Stored data
══════════════════════════════

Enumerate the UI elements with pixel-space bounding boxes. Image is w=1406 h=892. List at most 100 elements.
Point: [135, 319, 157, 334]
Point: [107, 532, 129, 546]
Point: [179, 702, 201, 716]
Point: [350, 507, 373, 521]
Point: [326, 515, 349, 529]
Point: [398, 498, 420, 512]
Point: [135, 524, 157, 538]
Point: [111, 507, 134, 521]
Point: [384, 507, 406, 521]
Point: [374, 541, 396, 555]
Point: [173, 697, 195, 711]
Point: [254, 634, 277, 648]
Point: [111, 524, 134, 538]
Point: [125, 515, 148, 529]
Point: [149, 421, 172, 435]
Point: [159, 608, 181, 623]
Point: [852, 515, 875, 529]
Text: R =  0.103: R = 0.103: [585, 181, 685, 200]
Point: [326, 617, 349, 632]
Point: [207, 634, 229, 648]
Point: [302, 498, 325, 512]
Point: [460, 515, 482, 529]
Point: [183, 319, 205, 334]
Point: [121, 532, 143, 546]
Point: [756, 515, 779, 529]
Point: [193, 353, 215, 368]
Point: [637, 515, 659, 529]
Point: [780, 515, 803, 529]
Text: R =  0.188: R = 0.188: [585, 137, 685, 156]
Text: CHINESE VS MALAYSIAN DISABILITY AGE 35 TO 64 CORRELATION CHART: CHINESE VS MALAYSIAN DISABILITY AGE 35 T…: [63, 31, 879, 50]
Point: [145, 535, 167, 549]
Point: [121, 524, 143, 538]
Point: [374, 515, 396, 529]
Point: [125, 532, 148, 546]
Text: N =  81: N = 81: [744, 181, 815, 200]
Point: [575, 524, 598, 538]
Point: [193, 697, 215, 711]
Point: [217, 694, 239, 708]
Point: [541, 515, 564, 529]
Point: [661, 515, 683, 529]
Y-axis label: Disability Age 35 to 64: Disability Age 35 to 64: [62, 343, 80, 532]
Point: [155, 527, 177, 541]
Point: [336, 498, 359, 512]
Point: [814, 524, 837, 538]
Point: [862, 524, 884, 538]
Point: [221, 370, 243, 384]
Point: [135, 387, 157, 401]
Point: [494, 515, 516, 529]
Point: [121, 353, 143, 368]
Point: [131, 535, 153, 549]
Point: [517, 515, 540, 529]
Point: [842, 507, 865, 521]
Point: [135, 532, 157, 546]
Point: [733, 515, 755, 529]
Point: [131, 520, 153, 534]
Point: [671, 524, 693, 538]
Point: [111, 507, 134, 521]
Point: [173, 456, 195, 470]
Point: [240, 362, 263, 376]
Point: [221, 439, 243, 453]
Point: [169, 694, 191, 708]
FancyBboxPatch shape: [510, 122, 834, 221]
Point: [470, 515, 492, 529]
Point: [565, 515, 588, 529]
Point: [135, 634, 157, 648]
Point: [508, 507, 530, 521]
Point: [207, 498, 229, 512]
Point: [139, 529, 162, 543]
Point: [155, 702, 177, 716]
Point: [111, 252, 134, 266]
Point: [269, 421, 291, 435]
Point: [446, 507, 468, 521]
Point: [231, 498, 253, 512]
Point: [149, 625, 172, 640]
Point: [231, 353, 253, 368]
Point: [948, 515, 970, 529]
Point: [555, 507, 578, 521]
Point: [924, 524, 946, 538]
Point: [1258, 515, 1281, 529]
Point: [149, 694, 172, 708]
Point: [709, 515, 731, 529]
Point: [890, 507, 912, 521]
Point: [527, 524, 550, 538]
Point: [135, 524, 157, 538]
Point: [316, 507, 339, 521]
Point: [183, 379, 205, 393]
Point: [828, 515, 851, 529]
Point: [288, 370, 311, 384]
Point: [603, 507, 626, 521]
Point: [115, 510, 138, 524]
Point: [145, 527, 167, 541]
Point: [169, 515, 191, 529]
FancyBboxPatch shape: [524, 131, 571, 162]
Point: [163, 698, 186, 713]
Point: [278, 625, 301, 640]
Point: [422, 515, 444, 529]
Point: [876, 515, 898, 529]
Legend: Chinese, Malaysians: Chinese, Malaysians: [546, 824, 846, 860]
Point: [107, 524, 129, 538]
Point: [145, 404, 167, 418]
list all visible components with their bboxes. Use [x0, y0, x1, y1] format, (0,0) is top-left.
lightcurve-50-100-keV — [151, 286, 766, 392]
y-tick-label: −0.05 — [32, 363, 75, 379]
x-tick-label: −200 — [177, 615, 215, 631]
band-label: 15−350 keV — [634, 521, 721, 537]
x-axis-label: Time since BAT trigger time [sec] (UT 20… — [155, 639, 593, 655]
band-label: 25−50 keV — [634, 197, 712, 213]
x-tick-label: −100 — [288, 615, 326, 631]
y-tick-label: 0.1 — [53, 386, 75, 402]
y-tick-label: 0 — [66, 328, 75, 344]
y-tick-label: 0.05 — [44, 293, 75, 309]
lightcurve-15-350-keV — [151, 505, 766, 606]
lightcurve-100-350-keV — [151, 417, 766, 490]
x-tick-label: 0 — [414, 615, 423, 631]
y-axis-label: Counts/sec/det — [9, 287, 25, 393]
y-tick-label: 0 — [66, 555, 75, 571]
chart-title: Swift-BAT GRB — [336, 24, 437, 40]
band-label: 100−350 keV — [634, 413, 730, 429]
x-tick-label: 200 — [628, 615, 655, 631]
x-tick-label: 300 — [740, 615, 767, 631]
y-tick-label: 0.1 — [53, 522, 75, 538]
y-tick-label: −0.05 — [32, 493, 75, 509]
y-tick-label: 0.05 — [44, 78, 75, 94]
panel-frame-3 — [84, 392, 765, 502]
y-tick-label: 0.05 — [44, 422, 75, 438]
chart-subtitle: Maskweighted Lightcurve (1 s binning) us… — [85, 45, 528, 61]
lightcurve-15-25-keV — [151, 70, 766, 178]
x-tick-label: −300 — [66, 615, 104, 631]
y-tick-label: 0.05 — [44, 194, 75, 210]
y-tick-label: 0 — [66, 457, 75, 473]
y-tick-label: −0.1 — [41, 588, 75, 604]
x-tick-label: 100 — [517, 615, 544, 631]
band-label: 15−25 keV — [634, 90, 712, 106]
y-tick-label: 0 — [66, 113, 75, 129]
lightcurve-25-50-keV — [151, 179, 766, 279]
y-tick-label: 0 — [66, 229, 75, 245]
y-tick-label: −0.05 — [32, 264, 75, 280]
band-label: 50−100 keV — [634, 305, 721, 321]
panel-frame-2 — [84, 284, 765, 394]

══════════════════════════════

EXERCISE BRIEF: Gather each line of the data above that contains the string "frame", and copy every such line in full.

ANSWER BELOW:
panel-frame-3 — [84, 392, 765, 502]
panel-frame-2 — [84, 284, 765, 394]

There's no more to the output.